** start Given information **

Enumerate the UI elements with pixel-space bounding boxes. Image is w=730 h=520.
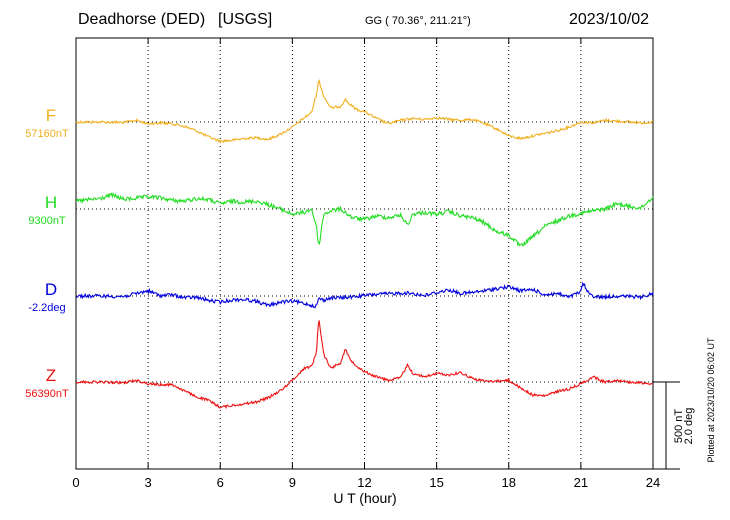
- series-name-Z: Z: [46, 366, 56, 385]
- scale-nt-label: 500 nT: [673, 409, 685, 444]
- x-tick-label: 24: [646, 475, 660, 490]
- series-line-D: [75, 281, 654, 309]
- x-axis-label: U T (hour): [333, 490, 396, 506]
- series-line-Z: [75, 320, 654, 410]
- series-name-D: D: [45, 280, 57, 299]
- x-tick-label: 3: [145, 475, 152, 490]
- scale-bar: 500 nT 2.0 deg: [653, 381, 695, 470]
- series-labels: F 57160nT H 9300nT D -2.2deg Z 56390nT: [25, 106, 69, 400]
- x-axis-ticks: 0 3 6 9 12 15 18 21 24: [72, 38, 660, 490]
- scale-deg-label: 2.0 deg: [683, 408, 695, 445]
- data-source: [USGS]: [218, 11, 273, 28]
- geo-coordinates: GG ( 70.36°, 211.21°): [365, 15, 471, 27]
- x-tick-label: 18: [502, 475, 516, 490]
- series-baseline-H: 9300nT: [28, 215, 66, 227]
- date-label: 2023/10/02: [569, 11, 650, 28]
- baselines: [76, 121, 653, 383]
- series-line-F: [75, 78, 653, 144]
- station-title: Deadhorse (DED): [78, 11, 206, 28]
- series-name-F: F: [46, 106, 56, 125]
- x-tick-label: 21: [574, 475, 588, 490]
- grid-lines: [147, 38, 582, 469]
- series-line-H: [75, 191, 654, 247]
- x-tick-label: 12: [357, 475, 371, 490]
- series-baseline-F: 57160nT: [25, 128, 69, 140]
- plotted-timestamp: Plotted at 2023/10/20 06:02 UT: [706, 337, 716, 463]
- series-baseline-Z: 56390nT: [25, 388, 69, 400]
- series-group: [75, 78, 654, 410]
- series-name-H: H: [45, 193, 57, 212]
- x-tick-label: 6: [217, 475, 224, 490]
- series-baseline-D: -2.2deg: [28, 302, 65, 314]
- x-tick-label: 9: [289, 475, 296, 490]
- x-tick-label: 15: [429, 475, 443, 490]
- x-tick-label: 0: [72, 475, 79, 490]
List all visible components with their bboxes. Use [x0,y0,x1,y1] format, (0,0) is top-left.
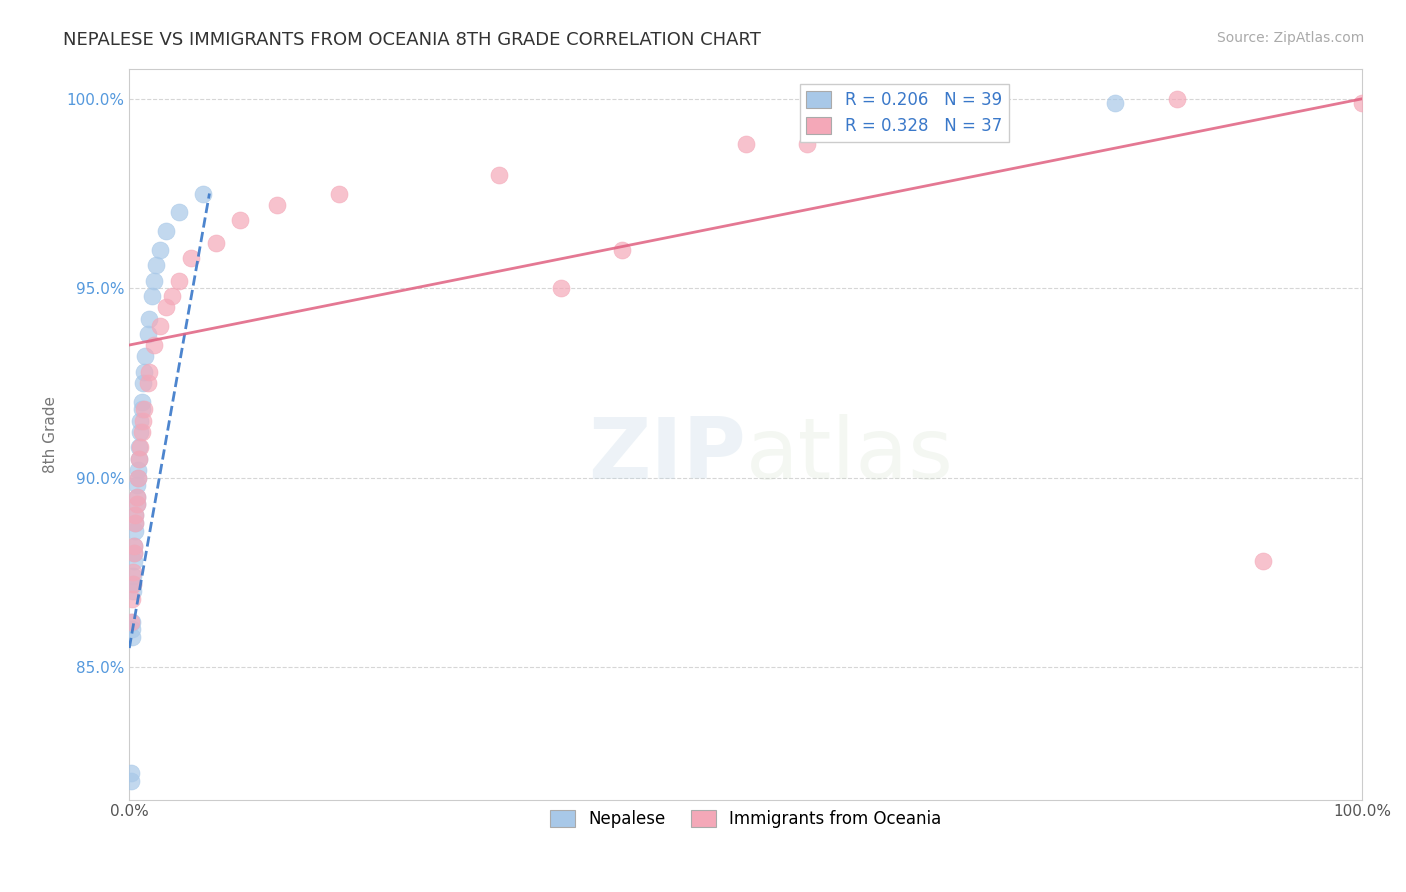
Point [125,497,148,511]
Point [122,546,145,560]
Point [128,440,150,454]
Point [121,591,143,606]
Point [155,300,177,314]
Point [128,451,150,466]
Point [143,338,166,352]
Point [180,251,202,265]
Point [122,569,145,583]
Point [1104,95,1126,110]
Point [167,205,190,219]
Point [138,365,160,379]
Y-axis label: 8th Grade: 8th Grade [44,395,58,473]
Point [229,213,252,227]
Point [129,440,152,454]
Point [124,508,146,523]
Point [796,137,818,152]
Point [125,478,148,492]
Point [550,281,572,295]
Point [132,365,155,379]
Point [128,451,150,466]
Point [1351,95,1374,110]
Point [121,615,143,629]
Point [204,235,226,250]
Point [127,463,149,477]
Point [122,539,145,553]
Point [138,311,160,326]
Point [122,566,145,580]
Point [328,186,350,201]
Point [131,402,153,417]
Point [124,516,146,530]
Point [167,274,190,288]
Point [612,244,634,258]
Point [131,394,153,409]
Point [193,186,215,201]
Point [124,524,146,538]
Point [141,289,163,303]
Point [136,376,159,390]
Text: Source: ZipAtlas.com: Source: ZipAtlas.com [1216,31,1364,45]
Point [143,274,166,288]
Point [122,539,145,553]
Point [131,425,153,439]
Point [1166,92,1188,106]
Point [127,470,149,484]
Point [488,168,510,182]
Point [136,326,159,341]
Point [120,773,142,788]
Point [132,376,155,390]
Point [121,622,143,636]
Point [883,111,905,125]
Point [149,319,172,334]
Point [121,630,143,644]
Point [125,490,148,504]
Point [125,497,148,511]
Point [120,615,142,629]
Point [124,516,146,530]
Point [1253,554,1275,568]
Text: atlas: atlas [745,415,953,498]
Point [134,350,156,364]
Point [734,137,756,152]
Point [122,576,145,591]
Point [125,490,148,504]
Point [132,402,155,417]
Point [145,259,167,273]
Point [122,546,145,560]
Text: NEPALESE VS IMMIGRANTS FROM OCEANIA 8TH GRADE CORRELATION CHART: NEPALESE VS IMMIGRANTS FROM OCEANIA 8TH … [63,31,761,49]
Point [122,576,145,591]
Point [132,414,155,428]
Point [149,244,172,258]
Point [129,425,152,439]
Point [122,554,145,568]
Legend: Nepalese, Immigrants from Oceania: Nepalese, Immigrants from Oceania [543,804,948,835]
Point [883,92,905,106]
Point [266,198,288,212]
Point [129,414,152,428]
Point [120,766,142,780]
Point [162,289,184,303]
Text: ZIP: ZIP [588,415,745,498]
Point [124,508,146,523]
Point [122,584,145,599]
Point [155,224,177,238]
Point [127,470,149,484]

** end Given information **

### Directions
Reproduce the lines between the one holding "- series-name-Z: Z: [46, 366, 56, 385]" and the one holding "- series-line-H: [75, 191, 654, 247]", inclusive, in the rows above.

### Complete response
- series-name-Z: Z: [46, 366, 56, 385]
- scale-nt-label: 500 nT: [673, 409, 685, 444]
- x-tick-label: 24: [646, 475, 660, 490]
- series-line-D: [75, 281, 654, 309]
- x-axis-label: U T (hour): [333, 490, 396, 506]
- series-line-Z: [75, 320, 654, 410]
- series-name-D: D: [45, 280, 57, 299]
- x-tick-label: 3: [145, 475, 152, 490]
- scale-bar: 500 nT 2.0 deg: [653, 381, 695, 470]
- series-labels: F 57160nT H 9300nT D -2.2deg Z 56390nT: [25, 106, 69, 400]
- x-axis-ticks: 0 3 6 9 12 15 18 21 24: [72, 38, 660, 490]
- scale-deg-label: 2.0 deg: [683, 408, 695, 445]
- data-source: [USGS]: [218, 11, 273, 28]
- geo-coordinates: GG ( 70.36°, 211.21°): [365, 15, 471, 27]
- x-tick-label: 18: [502, 475, 516, 490]
- series-baseline-H: 9300nT: [28, 215, 66, 227]
- date-label: 2023/10/02: [569, 11, 650, 28]
- baselines: [76, 121, 653, 383]
- series-line-F: [75, 78, 653, 144]
- station-title: Deadhorse (DED): [78, 11, 206, 28]
- series-name-F: F: [46, 106, 56, 125]
- x-tick-label: 21: [574, 475, 588, 490]
- grid-lines: [147, 38, 582, 469]
- series-line-H: [75, 191, 654, 247]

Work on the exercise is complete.